_Given task_: Can you repeat the lines of the records from the one containing "- x-tick-label: Mar-17: [894, 520, 908, 580]" through the end of the records, inclusive?

--- Start Dataset rows ---

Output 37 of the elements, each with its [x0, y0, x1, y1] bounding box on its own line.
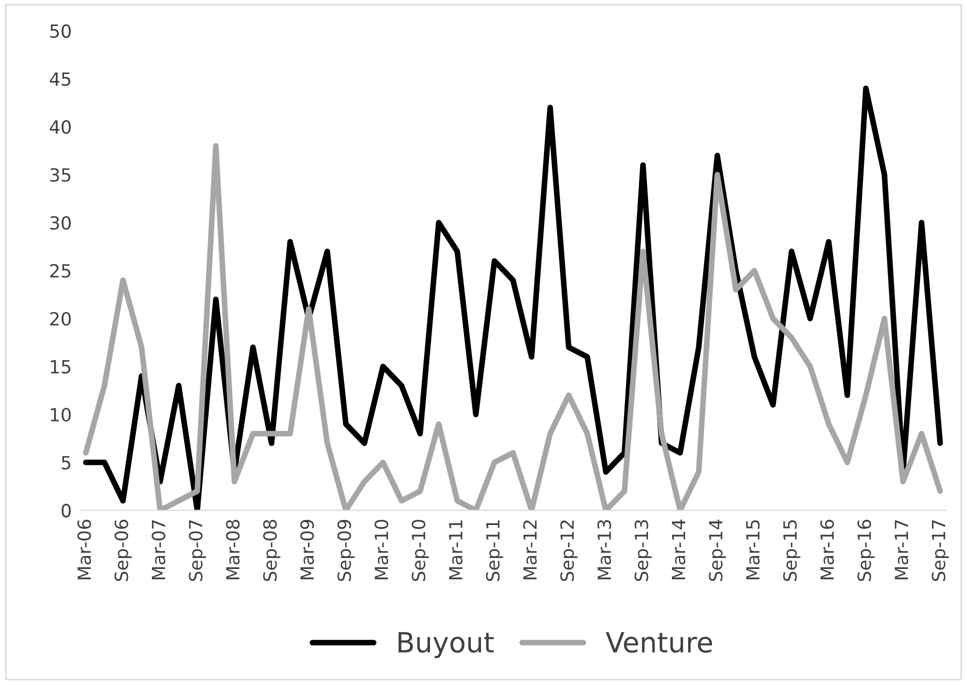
- x-tick-label: Mar-17: [894, 520, 908, 580]
- x-tick-label: Sep-16: [857, 520, 875, 581]
- x-tick-label: Mar-16: [820, 520, 834, 580]
- y-tick-label: 0: [62, 504, 71, 518]
- y-tick-label: 35: [50, 168, 70, 182]
- y-tick-label: 40: [50, 120, 71, 134]
- y-tick-label: 45: [50, 72, 70, 86]
- x-tick-label: Sep-07: [188, 520, 206, 581]
- x-tick-label: Mar-12: [523, 520, 537, 580]
- x-tick-label: Mar-13: [597, 520, 612, 580]
- y-tick-label: 25: [50, 264, 70, 278]
- x-tick-label: Sep-11: [486, 520, 504, 581]
- legend-label: Buyout: [398, 632, 494, 658]
- y-tick-label: 50: [50, 24, 71, 38]
- x-tick-label: Sep-13: [634, 520, 652, 581]
- x-tick-label: Mar-14: [672, 520, 686, 580]
- x-tick-label: Sep-14: [708, 520, 726, 581]
- x-tick-label: Mar-06: [77, 520, 92, 580]
- x-tick-label: Sep-10: [412, 520, 429, 581]
- x-tick-label: Mar-09: [300, 520, 314, 580]
- y-tick-label: 5: [62, 456, 70, 470]
- x-tick-label: Mar-10: [374, 520, 388, 580]
- y-tick-label: 10: [50, 408, 71, 422]
- x-tick-label: Sep-06: [114, 520, 132, 581]
- x-tick-label: Sep-08: [263, 520, 280, 581]
- x-tick-label: Sep-09: [337, 520, 355, 581]
- x-tick-label: Mar-08: [226, 520, 240, 580]
- x-tick-label: Sep-12: [560, 520, 578, 581]
- y-tick-label: 15: [50, 360, 70, 374]
- x-tick-label: Mar-11: [449, 520, 463, 580]
- y-tick-label: 30: [50, 216, 71, 230]
- x-tick-label: Mar-07: [152, 520, 166, 580]
- x-tick-label: Mar-15: [746, 520, 760, 580]
- x-tick-label: Sep-15: [783, 520, 800, 581]
- y-tick-label: 20: [50, 312, 71, 326]
- legend-label: Venture: [606, 632, 712, 653]
- x-tick-label: Sep-17: [932, 520, 949, 581]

--- End Dataset rows ---

_Answer for this exercise_:
- x-tick-label: Mar-17: [894, 520, 908, 580]
- x-tick-label: Sep-16: [857, 520, 875, 581]
- x-tick-label: Mar-16: [820, 520, 834, 580]
- y-tick-label: 0: [62, 504, 71, 518]
- y-tick-label: 35: [50, 168, 70, 182]
- y-tick-label: 40: [50, 120, 71, 134]
- y-tick-label: 45: [50, 72, 70, 86]
- x-tick-label: Sep-07: [188, 520, 206, 581]
- x-tick-label: Mar-12: [523, 520, 537, 580]
- x-tick-label: Mar-13: [597, 520, 612, 580]
- y-tick-label: 25: [50, 264, 70, 278]
- x-tick-label: Sep-11: [486, 520, 504, 581]
- legend-label: Buyout: [398, 632, 494, 658]
- y-tick-label: 50: [50, 24, 71, 38]
- x-tick-label: Sep-13: [634, 520, 652, 581]
- x-tick-label: Mar-14: [672, 520, 686, 580]
- x-tick-label: Sep-14: [708, 520, 726, 581]
- x-tick-label: Mar-06: [77, 520, 92, 580]
- x-tick-label: Sep-10: [412, 520, 429, 581]
- x-tick-label: Mar-09: [300, 520, 314, 580]
- y-tick-label: 5: [62, 456, 70, 470]
- x-tick-label: Mar-10: [374, 520, 388, 580]
- y-tick-label: 10: [50, 408, 71, 422]
- x-tick-label: Sep-06: [114, 520, 132, 581]
- x-tick-label: Sep-08: [263, 520, 280, 581]
- x-tick-label: Sep-09: [337, 520, 355, 581]
- x-tick-label: Mar-08: [226, 520, 240, 580]
- x-tick-label: Sep-12: [560, 520, 578, 581]
- y-tick-label: 15: [50, 360, 70, 374]
- x-tick-label: Mar-11: [449, 520, 463, 580]
- y-tick-label: 30: [50, 216, 71, 230]
- x-tick-label: Mar-07: [152, 520, 166, 580]
- x-tick-label: Mar-15: [746, 520, 760, 580]
- x-tick-label: Sep-15: [783, 520, 800, 581]
- y-tick-label: 20: [50, 312, 71, 326]
- legend-label: Venture: [606, 632, 712, 653]
- x-tick-label: Sep-17: [932, 520, 949, 581]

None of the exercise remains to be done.